_DOCUMENT SECTION_:
Oriola-KD Corporation Stock Exchange Release 16 April 2009 at 8.00
p.m.

A. Meeting on 16 April 2009, Oriola-KD Corporation's Annual General
Meeting passed the following resolutions:

1. Adoption of financial statements and accounts, and discharge from
liability

The Annual General Meeting (AGM) adopted the financial statements and
accounts and discharged members of the Board of Directors and the
President and CEO from liability for the financial year ending 31
December 2008.

2. Payment of dividend

The AGM approved that the sum of EUR 0.08 per share be paid as
dividend on the basis of the adopted balance sheet for the financial
year ending 31 December 2008.

Dividend shall be paid to those who at the record date of 21 April
2009 are entered as a Company shareholder in the Company's
shareholder register kept by Euroclear Finland Ltd. (formerly Finnish
Central Securities Depository Ltd.) The date of payment of dividend
is 15 May 2009.

3. Number of Board members, composition of the Board and remuneration
of Board members

The AGM confirmed that the number of members of the Board shall be
seven (7). The following members were re-elected to the Board: Mr.
Harry Brade, Mr. Pauli Kulvik, Ms. Outi Raitasuo, Mr. Antti Remes,
Mr. Olli Riikkala, Mr. Jaakko Uotila and Mr. Mika Vidgrén. The AGM
re-elected Mr. Olli Riikkala Chairman of the Board.

The AGM approved that the remuneration to the Chairman of the Board
is EUR 44,000 for the term of office, to the Vice Chairman EUR 27,500
and to other members of the Board EUR 22,000. The remuneration will
paid in cash. The Chairman of the Board shall receive EUR 800 in
attendance fee for each meeting and the other Board members EUR 400.
Attendance fees shall also be paid correspondingly to members of the
Company's and the Board of Directors' Committees. The Chairman of the
Board shall further have a company-paid phone benefit. Travel
expenses shall be reimbursed in accordance with the Company's travel
policy.

4. Election and remuneration of auditor

The AGM re-elected as auditor for the Company PricewaterhouseCoopers
Oy, an Authorised Public Accountant Firm, who have put forward Mr.
Heikki Lassila, Authorised Public Accountant as principal auditor.
The auditor shall be reimbursed according to invoice.

_STORED ROWS_:
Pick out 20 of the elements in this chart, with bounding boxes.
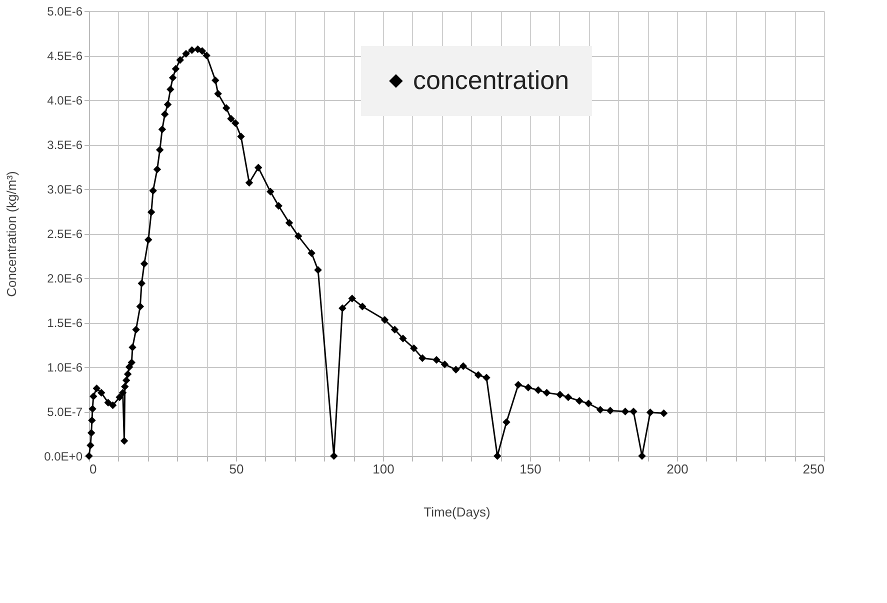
- y-axis-title: Concentration (kg/m³): [4, 171, 20, 297]
- y-tick-label: 3.0E-6: [47, 182, 83, 196]
- y-tick-label: 4.0E-6: [47, 94, 83, 108]
- y-tick-label: 5.0E-6: [47, 4, 83, 18]
- x-tick-label: 200: [666, 462, 688, 476]
- y-tick-label: 2.5E-6: [47, 227, 83, 241]
- y-tick-label: 2.0E-6: [47, 272, 83, 286]
- x-tick-label: 250: [802, 462, 824, 476]
- x-tick-label: 50: [229, 462, 244, 476]
- y-tick-label: 4.5E-6: [47, 49, 83, 63]
- x-tick-label: 0: [90, 462, 97, 476]
- y-tick-label: 1.0E-6: [47, 360, 83, 374]
- y-tick-label: 3.5E-6: [47, 138, 83, 152]
- x-tick-label: 150: [520, 462, 542, 476]
- y-tick-label: 5.0E-7: [47, 405, 83, 419]
- x-axis-title: Time(Days): [424, 504, 490, 520]
- y-tick-label: 1.5E-6: [47, 316, 83, 330]
- y-tick-label: 0.0E+0: [44, 450, 83, 464]
- x-tick-label: 100: [372, 462, 394, 476]
- legend-label: concentration: [412, 65, 570, 95]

_PROBLEM_:
Answer these questions from the stock exchange release.
(a) How much dividend per share did the AGM approve?
(b) What is the date of payment of the dividend?
(c) Whom did PricewaterhouseCoopers Oy put forward as principal auditor?

_RIGHT ANSWER_:
(a) EUR 0.08 per share
(b) 15 May 2009
(c) Mr. Heikki Lassila, Authorised Public Accountant